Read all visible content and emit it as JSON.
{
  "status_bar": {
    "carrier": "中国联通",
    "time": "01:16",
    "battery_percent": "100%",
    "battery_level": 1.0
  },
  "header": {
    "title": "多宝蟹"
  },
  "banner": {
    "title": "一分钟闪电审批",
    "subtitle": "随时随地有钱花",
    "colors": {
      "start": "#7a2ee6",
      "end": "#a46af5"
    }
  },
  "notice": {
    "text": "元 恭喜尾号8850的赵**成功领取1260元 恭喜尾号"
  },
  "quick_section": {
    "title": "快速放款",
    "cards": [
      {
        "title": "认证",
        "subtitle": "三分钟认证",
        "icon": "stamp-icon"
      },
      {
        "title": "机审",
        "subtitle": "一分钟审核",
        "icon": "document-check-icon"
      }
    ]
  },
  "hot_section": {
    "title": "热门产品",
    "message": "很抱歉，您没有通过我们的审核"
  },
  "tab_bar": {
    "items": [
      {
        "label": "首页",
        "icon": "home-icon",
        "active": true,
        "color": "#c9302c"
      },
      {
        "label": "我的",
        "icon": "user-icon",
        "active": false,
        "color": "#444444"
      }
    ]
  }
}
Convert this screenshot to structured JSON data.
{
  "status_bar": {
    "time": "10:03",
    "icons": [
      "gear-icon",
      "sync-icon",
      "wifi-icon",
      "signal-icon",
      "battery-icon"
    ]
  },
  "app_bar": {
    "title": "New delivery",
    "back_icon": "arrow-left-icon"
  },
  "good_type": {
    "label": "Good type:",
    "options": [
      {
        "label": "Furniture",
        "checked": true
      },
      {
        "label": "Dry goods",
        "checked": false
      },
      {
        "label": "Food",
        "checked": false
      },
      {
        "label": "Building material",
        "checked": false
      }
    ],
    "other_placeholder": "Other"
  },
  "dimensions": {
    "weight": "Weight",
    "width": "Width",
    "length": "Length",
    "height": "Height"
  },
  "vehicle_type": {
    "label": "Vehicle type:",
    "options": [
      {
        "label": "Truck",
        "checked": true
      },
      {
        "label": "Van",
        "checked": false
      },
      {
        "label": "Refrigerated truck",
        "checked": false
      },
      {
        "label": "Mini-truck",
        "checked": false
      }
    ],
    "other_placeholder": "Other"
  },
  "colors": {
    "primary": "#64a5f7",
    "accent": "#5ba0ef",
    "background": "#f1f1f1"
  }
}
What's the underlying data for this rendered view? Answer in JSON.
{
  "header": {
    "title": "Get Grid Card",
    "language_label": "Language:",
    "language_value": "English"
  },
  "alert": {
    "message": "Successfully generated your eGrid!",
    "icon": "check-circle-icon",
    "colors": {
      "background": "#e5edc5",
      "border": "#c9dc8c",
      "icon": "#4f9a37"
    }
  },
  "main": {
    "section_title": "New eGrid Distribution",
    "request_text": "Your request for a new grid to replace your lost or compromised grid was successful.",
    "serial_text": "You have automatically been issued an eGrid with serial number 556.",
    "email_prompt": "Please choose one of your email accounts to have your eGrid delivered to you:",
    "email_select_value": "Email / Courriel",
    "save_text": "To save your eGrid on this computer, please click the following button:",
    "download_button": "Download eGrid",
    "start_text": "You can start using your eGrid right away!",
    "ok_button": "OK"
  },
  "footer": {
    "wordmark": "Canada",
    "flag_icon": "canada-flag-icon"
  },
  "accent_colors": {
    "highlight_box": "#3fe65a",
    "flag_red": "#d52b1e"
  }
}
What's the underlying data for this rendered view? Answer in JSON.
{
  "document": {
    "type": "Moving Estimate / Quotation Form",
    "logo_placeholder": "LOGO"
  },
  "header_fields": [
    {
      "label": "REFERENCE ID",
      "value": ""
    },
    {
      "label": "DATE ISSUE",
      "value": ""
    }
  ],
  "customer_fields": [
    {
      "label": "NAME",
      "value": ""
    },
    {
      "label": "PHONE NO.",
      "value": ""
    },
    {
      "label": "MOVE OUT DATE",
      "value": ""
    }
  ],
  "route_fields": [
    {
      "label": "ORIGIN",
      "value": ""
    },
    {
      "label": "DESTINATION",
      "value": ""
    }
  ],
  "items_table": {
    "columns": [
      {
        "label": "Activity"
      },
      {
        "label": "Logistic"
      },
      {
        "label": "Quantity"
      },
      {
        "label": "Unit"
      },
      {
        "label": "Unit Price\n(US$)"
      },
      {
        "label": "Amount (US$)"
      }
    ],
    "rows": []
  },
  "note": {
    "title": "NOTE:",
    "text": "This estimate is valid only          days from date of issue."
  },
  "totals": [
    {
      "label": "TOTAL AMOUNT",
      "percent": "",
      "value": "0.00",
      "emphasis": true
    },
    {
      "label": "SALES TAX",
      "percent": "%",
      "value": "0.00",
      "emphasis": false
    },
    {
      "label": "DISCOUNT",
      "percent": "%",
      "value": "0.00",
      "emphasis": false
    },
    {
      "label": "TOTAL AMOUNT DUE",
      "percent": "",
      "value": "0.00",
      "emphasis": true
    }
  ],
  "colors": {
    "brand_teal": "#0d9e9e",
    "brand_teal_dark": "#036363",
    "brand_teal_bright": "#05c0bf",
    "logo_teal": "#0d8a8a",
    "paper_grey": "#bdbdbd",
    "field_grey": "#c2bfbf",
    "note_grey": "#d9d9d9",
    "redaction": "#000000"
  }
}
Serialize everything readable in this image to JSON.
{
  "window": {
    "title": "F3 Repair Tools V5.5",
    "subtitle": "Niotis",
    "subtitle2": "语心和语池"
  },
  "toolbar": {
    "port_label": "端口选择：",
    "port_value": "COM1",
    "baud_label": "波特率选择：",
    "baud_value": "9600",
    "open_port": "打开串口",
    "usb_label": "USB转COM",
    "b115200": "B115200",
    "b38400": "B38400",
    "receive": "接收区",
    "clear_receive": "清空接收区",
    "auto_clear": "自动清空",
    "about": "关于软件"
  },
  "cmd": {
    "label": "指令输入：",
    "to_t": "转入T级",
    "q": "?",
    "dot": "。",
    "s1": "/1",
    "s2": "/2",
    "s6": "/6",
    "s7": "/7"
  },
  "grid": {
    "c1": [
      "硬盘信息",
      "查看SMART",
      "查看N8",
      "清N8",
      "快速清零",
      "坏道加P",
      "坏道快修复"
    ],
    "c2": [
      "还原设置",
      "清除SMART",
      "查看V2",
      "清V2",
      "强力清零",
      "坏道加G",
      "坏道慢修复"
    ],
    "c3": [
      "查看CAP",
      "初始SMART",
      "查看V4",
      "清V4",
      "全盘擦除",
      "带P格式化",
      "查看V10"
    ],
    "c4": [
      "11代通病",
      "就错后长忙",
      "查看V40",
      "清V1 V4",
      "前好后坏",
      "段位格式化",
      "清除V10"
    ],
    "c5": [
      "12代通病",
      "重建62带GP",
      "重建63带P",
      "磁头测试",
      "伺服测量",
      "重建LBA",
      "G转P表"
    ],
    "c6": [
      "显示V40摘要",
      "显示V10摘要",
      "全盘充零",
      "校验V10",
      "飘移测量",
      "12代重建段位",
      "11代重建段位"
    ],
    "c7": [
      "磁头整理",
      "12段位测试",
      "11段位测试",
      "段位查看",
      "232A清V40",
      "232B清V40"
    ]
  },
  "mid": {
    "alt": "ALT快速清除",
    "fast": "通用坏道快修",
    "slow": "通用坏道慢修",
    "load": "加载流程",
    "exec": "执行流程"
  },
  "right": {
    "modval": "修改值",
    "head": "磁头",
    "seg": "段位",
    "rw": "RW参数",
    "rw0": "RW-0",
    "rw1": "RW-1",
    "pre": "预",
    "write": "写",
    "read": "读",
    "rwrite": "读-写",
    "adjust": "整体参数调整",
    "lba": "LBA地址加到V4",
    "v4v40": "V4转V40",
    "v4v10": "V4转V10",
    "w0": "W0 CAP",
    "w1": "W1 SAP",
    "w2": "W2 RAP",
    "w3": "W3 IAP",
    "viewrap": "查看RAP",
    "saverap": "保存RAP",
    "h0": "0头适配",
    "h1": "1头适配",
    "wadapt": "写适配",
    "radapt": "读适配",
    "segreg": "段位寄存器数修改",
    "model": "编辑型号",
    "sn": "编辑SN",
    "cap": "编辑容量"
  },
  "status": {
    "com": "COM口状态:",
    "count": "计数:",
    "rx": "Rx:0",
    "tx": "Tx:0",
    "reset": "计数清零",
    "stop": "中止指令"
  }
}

* Requirements
Read the data above. Pull out each line in which the string "start" appears.

* Full solution
      "start": "#7a2ee6",
    "start_text": "You can start using your eGrid right away!",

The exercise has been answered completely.